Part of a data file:
◆ ◆ ◆ ◆
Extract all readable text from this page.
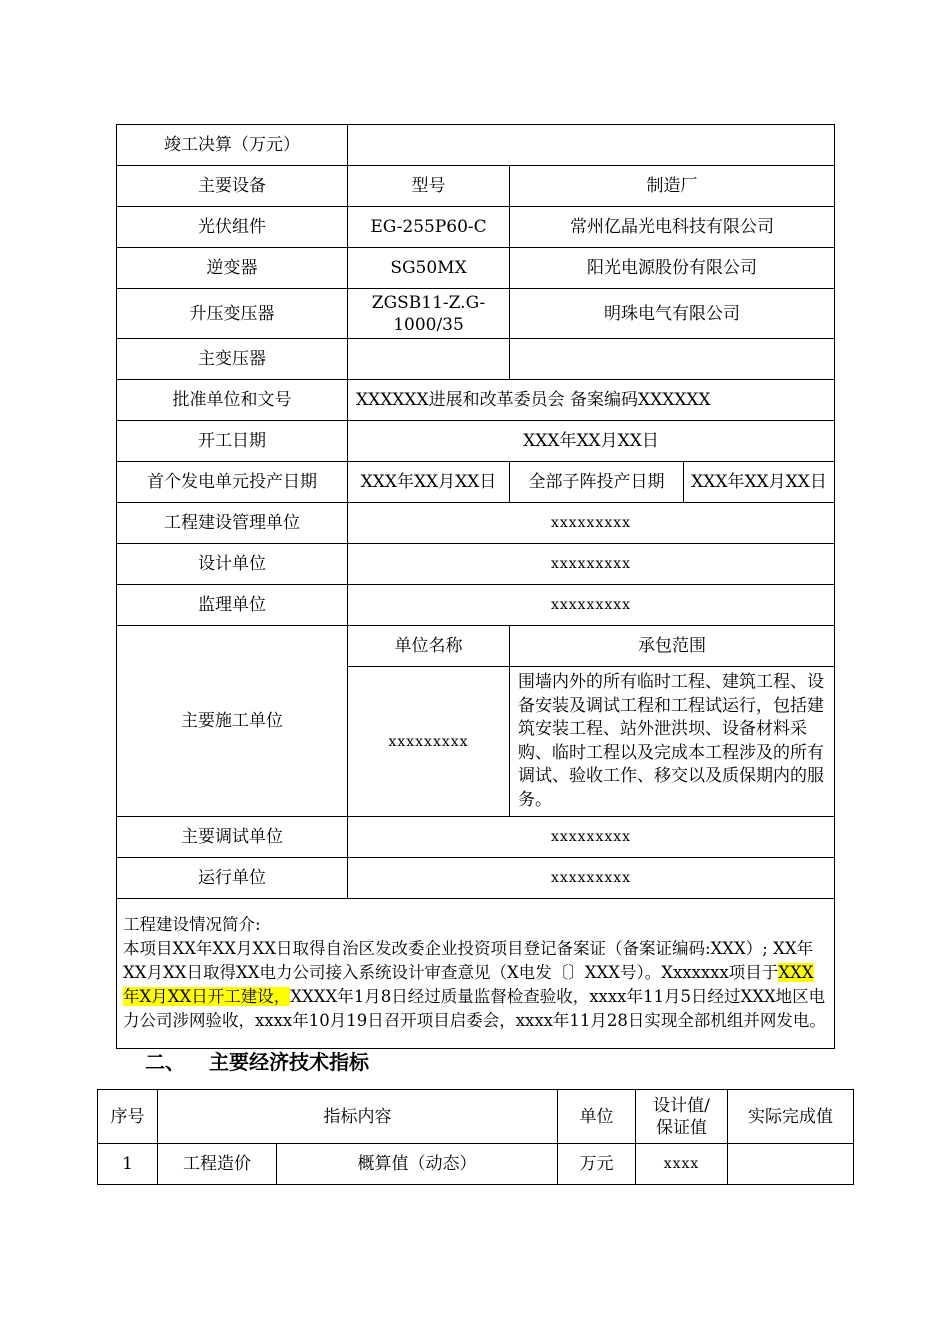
竣工决算（万元）			
主要设备	型号	制造厂	
光伏组件	EG-255P60-C	常州亿晶光电科技有限公司	
逆变器	SG50MX	阳光电源股份有限公司	
升压变压器	ZGSB11-Z.G-1000/35	明珠电气有限公司	
主变压器			
批准单位和文号	XXXXXX进展和改革委员会 备案编码XXXXXX		
开工日期	XXX年XX月XX日		
首个发电单元投产日期	XXX年XX月XX日	全部子阵投产日期	XXX年XX月XX日
工程建设管理单位	xxxxxxxxx		
设计单位	xxxxxxxxx		
监理单位	xxxxxxxxx		
主要施工单位	单位名称	承包范围	
	xxxxxxxxx	围墙内外的所有临时工程、建筑工程、设备安装及调试工程和工程试运行，包括建筑安装工程、站外泄洪坝、设备材料采购、临时工程以及完成本工程涉及的所有调试、验收工作、移交以及质保期内的服务。	
主要调试单位	xxxxxxxxx		
运行单位	xxxxxxxxx		

工程建设情况简介:
本项目XX年XX月XX日取得自治区发改委企业投资项目登记备案证（备案证编码:XXX）; XX年XX月XX日取得XX电力公司接入系统设计审查意见（X电发〔〕XXX号）。Xxxxxxx项目于XXX年X月XX日开工建设，XXXX年1月8日经过质量监督检查验收，xxxx年11月5日经过XXX地区电力公司涉网验收，xxxx年10月19日召开项目启委会，xxxx年11月28日实现全部机组并网发电。			
二、 主要经济技术指标
序号	指标内容		单位	设计值/保证值	实际完成值
1	工程造价	概算值（动态）	万元	xxxx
◆ ◆ ◆ ◆
TASK DESCRIPTION
Images do not belong in the copy; reproduce all other parts of the records above verbatim.

FINISHED EXERCISE
Extract all readable text from this page.
竣工决算（万元）			
主要设备	型号	制造厂	
光伏组件	EG-255P60-C	常州亿晶光电科技有限公司	
逆变器	SG50MX	阳光电源股份有限公司	
升压变压器	ZGSB11-Z.G-1000/35	明珠电气有限公司	
主变压器			
批准单位和文号	XXXXXX进展和改革委员会 备案编码XXXXXX		
开工日期	XXX年XX月XX日		
首个发电单元投产日期	XXX年XX月XX日	全部子阵投产日期	XXX年XX月XX日
工程建设管理单位	xxxxxxxxx		
设计单位	xxxxxxxxx		
监理单位	xxxxxxxxx		
主要施工单位	单位名称	承包范围	
	xxxxxxxxx	围墙内外的所有临时工程、建筑工程、设备安装及调试工程和工程试运行，包括建筑安装工程、站外泄洪坝、设备材料采购、临时工程以及完成本工程涉及的所有调试、验收工作、移交以及质保期内的服务。	
主要调试单位	xxxxxxxxx		
运行单位	xxxxxxxxx		

工程建设情况简介:
本项目XX年XX月XX日取得自治区发改委企业投资项目登记备案证（备案证编码:XXX）; XX年XX月XX日取得XX电力公司接入系统设计审查意见（X电发〔〕XXX号）。Xxxxxxx项目于XXX年X月XX日开工建设，XXXX年1月8日经过质量监督检查验收，xxxx年11月5日经过XXX地区电力公司涉网验收，xxxx年10月19日召开项目启委会，xxxx年11月28日实现全部机组并网发电。			
二、 主要经济技术指标
序号	指标内容		单位	设计值/保证值	实际完成值
1	工程造价	概算值（动态）	万元	xxxx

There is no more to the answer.